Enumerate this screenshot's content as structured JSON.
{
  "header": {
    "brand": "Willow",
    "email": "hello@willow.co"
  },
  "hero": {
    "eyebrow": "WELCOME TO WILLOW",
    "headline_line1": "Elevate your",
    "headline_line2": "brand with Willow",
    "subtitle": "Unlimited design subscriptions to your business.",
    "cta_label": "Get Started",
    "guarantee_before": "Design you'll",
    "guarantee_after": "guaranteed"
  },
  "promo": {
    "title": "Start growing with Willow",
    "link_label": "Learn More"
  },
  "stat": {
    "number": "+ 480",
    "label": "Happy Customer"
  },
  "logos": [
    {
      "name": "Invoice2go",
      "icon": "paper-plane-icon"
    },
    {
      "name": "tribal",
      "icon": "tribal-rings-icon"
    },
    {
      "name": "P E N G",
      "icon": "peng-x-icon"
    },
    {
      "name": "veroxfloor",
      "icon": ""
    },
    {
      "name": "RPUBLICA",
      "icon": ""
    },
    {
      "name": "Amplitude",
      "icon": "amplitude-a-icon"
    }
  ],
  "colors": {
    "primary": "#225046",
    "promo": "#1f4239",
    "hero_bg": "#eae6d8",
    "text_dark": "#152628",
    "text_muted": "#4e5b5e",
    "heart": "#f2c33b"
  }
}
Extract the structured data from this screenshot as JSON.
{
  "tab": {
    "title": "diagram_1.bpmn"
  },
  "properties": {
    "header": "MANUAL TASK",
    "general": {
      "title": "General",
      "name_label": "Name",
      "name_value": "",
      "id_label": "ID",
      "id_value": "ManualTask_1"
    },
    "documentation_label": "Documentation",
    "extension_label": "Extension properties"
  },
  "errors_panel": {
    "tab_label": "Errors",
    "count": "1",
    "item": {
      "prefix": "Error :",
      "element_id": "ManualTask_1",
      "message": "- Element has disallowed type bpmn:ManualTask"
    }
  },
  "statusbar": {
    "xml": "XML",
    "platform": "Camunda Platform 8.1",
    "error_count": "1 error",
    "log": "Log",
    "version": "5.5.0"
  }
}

## STATED GOAL
Return every line of the material exactly.

## EXERCISE SOLUTION
Enumerate this screenshot's content as structured JSON.
{
  "header": {
    "brand": "Willow",
    "email": "hello@willow.co"
  },
  "hero": {
    "eyebrow": "WELCOME TO WILLOW",
    "headline_line1": "Elevate your",
    "headline_line2": "brand with Willow",
    "subtitle": "Unlimited design subscriptions to your business.",
    "cta_label": "Get Started",
    "guarantee_before": "Design you'll",
    "guarantee_after": "guaranteed"
  },
  "promo": {
    "title": "Start growing with Willow",
    "link_label": "Learn More"
  },
  "stat": {
    "number": "+ 480",
    "label": "Happy Customer"
  },
  "logos": [
    {
      "name": "Invoice2go",
      "icon": "paper-plane-icon"
    },
    {
      "name": "tribal",
      "icon": "tribal-rings-icon"
    },
    {
      "name": "P E N G",
      "icon": "peng-x-icon"
    },
    {
      "name": "veroxfloor",
      "icon": ""
    },
    {
      "name": "RPUBLICA",
      "icon": ""
    },
    {
      "name": "Amplitude",
      "icon": "amplitude-a-icon"
    }
  ],
  "colors": {
    "primary": "#225046",
    "promo": "#1f4239",
    "hero_bg": "#eae6d8",
    "text_dark": "#152628",
    "text_muted": "#4e5b5e",
    "heart": "#f2c33b"
  }
}
Extract the structured data from this screenshot as JSON.
{
  "tab": {
    "title": "diagram_1.bpmn"
  },
  "properties": {
    "header": "MANUAL TASK",
    "general": {
      "title": "General",
      "name_label": "Name",
      "name_value": "",
      "id_label": "ID",
      "id_value": "ManualTask_1"
    },
    "documentation_label": "Documentation",
    "extension_label": "Extension properties"
  },
  "errors_panel": {
    "tab_label": "Errors",
    "count": "1",
    "item": {
      "prefix": "Error :",
      "element_id": "ManualTask_1",
      "message": "- Element has disallowed type bpmn:ManualTask"
    }
  },
  "statusbar": {
    "xml": "XML",
    "platform": "Camunda Platform 8.1",
    "error_count": "1 error",
    "log": "Log",
    "version": "5.5.0"
  }
}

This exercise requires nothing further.